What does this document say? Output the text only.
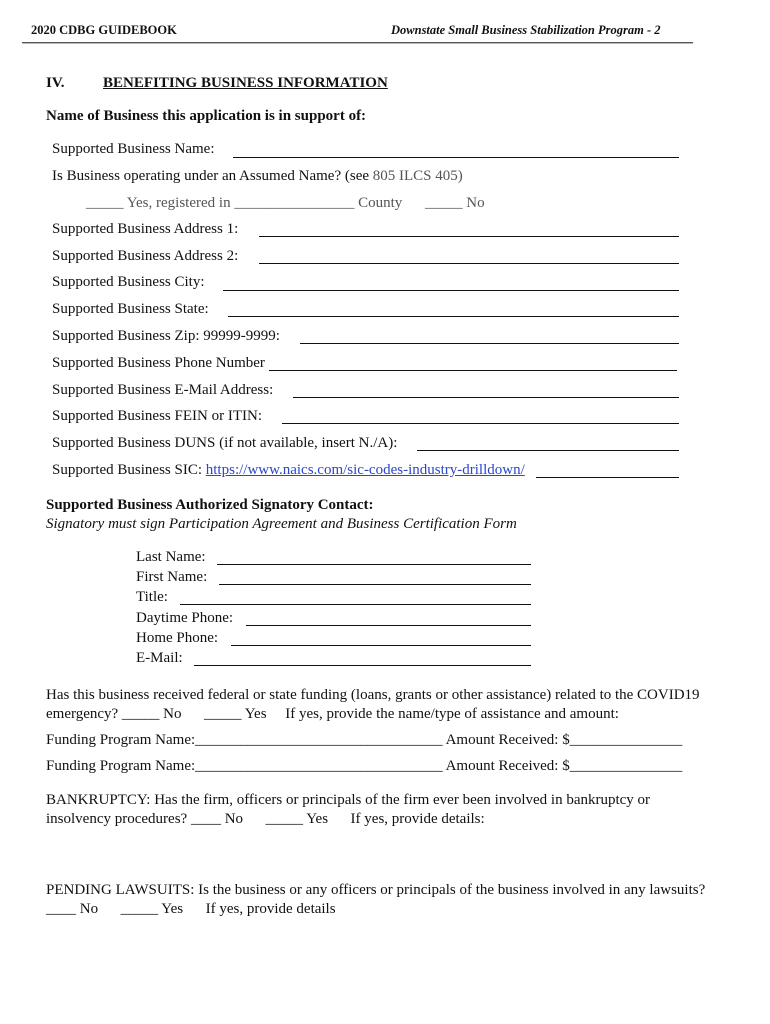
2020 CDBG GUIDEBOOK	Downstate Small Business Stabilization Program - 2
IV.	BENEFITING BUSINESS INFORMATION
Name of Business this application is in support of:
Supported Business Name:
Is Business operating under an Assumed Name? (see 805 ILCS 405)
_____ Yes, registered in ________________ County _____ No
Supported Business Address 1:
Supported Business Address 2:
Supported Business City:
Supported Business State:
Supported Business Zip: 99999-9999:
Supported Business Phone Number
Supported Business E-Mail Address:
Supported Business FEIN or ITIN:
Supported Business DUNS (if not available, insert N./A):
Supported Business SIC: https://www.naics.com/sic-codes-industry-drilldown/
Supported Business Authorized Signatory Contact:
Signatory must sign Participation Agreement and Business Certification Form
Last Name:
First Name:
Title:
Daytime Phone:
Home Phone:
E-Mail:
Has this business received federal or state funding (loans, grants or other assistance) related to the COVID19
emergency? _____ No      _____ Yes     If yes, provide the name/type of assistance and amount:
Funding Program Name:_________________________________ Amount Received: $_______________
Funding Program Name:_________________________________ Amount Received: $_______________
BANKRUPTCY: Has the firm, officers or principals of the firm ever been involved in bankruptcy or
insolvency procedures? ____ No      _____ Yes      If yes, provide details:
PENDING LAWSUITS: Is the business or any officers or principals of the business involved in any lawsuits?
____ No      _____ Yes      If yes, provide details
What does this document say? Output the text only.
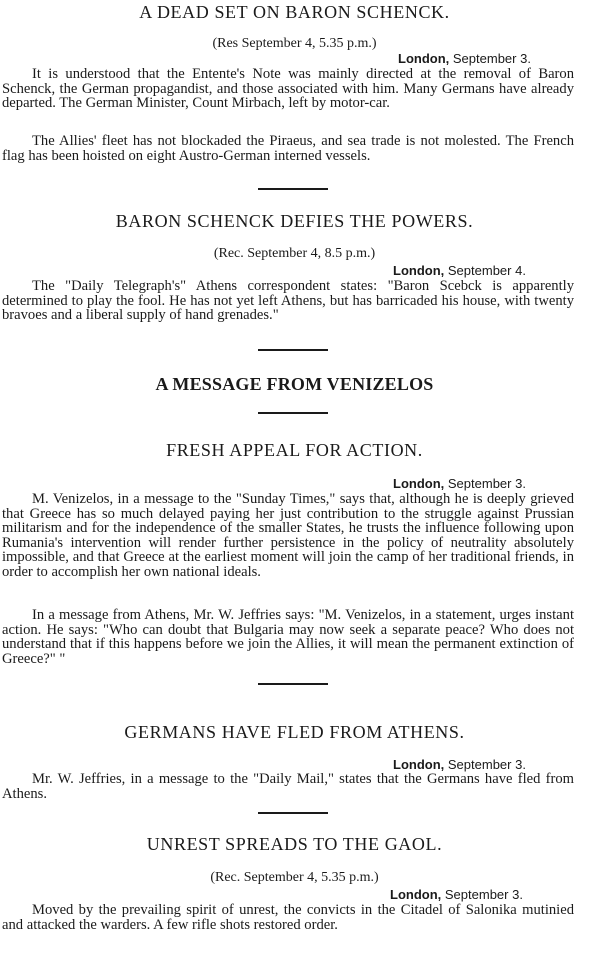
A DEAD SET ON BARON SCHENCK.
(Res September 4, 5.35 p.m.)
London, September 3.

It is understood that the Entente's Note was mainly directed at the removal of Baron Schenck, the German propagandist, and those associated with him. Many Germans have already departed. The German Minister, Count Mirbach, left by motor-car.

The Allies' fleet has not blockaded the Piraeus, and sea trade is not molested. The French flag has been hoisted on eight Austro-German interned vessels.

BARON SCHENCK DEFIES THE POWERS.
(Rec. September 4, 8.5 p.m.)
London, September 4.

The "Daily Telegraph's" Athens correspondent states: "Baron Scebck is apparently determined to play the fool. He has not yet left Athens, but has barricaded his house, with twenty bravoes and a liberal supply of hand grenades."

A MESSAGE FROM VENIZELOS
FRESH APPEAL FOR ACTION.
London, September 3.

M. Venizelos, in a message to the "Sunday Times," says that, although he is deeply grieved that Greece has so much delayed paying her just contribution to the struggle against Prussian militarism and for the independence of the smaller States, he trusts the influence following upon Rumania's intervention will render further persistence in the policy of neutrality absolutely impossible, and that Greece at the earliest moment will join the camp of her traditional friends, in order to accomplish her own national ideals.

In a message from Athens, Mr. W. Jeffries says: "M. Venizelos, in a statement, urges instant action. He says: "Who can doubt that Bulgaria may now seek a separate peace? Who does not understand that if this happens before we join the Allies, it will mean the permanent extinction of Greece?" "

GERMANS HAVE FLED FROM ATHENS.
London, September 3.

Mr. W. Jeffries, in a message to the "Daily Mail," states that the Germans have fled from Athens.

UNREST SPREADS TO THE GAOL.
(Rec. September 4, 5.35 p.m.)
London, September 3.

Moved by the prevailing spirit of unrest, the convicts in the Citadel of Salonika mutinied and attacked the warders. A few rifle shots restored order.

------------------------------------------------------------

● To do
Pull out each line of the listing that holds the string "Mail".

● Exercise result
Supported Business E-Mail Address:
E-Mail:
Mr. W. Jeffries, in a message to the "Daily Mail," states that the Germans have fled from Athens.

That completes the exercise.